Exercise description:
Where a line in the listing below contains the word "Cómo", copy that line.

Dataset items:
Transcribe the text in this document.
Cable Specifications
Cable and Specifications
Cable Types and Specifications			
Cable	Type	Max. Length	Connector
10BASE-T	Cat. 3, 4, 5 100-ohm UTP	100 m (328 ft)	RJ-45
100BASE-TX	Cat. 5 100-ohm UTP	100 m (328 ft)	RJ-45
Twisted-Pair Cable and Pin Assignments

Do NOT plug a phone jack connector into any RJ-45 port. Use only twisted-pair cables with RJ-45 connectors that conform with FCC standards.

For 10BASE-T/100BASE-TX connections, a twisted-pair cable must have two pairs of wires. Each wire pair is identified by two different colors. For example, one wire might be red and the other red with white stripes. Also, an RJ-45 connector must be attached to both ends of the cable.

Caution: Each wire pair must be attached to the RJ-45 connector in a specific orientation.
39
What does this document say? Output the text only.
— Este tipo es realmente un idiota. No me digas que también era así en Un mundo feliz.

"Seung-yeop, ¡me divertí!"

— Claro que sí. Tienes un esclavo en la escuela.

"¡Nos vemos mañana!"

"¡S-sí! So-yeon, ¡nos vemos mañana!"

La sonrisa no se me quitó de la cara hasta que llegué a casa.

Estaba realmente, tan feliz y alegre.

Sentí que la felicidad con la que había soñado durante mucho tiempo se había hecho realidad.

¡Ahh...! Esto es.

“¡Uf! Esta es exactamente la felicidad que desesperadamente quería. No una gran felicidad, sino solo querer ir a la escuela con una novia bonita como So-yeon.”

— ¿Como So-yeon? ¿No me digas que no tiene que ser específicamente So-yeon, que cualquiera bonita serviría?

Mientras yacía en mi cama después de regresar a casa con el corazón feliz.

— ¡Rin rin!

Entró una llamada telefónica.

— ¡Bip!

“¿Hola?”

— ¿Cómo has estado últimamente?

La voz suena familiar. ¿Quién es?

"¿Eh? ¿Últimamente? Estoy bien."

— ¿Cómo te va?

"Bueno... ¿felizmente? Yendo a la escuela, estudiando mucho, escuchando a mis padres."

Written reply:
— ¿Cómo has estado últimamente?
— ¿Cómo te va?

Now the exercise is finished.